**DIRECTION**
Review the material and extract every line in which the word "title" occurs.

**EXTRACTED MATERIAL**
-=-=-

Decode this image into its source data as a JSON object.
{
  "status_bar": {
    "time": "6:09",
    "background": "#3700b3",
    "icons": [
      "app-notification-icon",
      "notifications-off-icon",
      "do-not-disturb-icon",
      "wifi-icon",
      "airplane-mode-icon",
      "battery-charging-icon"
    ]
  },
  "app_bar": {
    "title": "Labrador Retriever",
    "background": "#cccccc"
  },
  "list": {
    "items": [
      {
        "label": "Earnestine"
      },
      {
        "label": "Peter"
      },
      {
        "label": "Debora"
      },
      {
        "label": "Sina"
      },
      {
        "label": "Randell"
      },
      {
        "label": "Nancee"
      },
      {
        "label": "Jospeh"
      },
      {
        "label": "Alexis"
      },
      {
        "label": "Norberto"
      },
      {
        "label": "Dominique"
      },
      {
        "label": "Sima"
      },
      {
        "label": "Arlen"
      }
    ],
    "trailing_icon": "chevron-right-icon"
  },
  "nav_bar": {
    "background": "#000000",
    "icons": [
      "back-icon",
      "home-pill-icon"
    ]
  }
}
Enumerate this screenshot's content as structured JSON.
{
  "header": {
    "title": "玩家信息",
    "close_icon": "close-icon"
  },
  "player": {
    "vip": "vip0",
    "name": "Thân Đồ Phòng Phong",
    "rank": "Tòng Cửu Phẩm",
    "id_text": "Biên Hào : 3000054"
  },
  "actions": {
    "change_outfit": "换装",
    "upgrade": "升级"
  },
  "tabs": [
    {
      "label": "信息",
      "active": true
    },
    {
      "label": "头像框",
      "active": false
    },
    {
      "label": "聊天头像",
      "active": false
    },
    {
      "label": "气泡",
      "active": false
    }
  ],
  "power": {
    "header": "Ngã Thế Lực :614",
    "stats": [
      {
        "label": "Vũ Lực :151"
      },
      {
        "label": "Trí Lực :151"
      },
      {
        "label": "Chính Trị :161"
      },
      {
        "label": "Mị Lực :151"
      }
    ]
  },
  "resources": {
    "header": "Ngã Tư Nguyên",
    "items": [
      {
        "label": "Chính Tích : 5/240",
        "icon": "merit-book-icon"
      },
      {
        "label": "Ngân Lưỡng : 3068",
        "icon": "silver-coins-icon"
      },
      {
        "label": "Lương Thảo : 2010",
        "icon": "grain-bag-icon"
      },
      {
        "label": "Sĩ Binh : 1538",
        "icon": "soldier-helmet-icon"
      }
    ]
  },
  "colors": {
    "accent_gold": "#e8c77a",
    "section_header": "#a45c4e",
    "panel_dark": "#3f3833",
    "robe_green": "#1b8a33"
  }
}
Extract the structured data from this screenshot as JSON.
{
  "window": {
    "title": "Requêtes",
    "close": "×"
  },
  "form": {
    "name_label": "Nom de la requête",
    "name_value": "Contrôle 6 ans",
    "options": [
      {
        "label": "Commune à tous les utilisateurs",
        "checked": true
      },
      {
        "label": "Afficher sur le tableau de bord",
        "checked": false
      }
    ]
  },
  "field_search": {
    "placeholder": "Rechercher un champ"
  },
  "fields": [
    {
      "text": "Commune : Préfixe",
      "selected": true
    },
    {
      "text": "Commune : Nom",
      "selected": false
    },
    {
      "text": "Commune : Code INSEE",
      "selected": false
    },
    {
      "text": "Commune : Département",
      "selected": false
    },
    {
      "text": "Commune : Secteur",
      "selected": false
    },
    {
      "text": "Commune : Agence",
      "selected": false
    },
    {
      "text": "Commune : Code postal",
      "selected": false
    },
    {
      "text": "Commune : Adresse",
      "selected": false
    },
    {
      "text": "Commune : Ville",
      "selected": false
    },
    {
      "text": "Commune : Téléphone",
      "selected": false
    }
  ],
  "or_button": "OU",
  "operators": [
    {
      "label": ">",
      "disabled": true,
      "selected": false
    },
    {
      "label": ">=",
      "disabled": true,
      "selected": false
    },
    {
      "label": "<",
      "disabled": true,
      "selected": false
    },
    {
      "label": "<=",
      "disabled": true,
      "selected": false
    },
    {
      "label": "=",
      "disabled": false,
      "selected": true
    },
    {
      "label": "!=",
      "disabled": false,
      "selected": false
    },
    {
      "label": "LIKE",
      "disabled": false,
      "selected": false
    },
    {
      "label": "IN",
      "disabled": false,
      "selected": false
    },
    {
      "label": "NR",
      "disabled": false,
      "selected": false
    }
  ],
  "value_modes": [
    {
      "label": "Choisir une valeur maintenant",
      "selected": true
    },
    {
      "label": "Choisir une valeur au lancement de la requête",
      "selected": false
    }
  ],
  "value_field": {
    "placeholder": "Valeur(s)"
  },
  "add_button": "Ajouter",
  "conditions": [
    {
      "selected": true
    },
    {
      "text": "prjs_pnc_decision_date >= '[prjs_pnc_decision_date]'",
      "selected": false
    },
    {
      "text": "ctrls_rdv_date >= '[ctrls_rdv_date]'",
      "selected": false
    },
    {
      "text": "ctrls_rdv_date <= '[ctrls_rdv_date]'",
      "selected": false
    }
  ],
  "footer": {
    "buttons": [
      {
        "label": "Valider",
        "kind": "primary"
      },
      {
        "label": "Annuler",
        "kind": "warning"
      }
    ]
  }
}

-=-=-

**RESPONSE TO THIS TASK**
    "title": "Labrador Retriever",
    "title": "玩家信息",
    "title": "Requêtes",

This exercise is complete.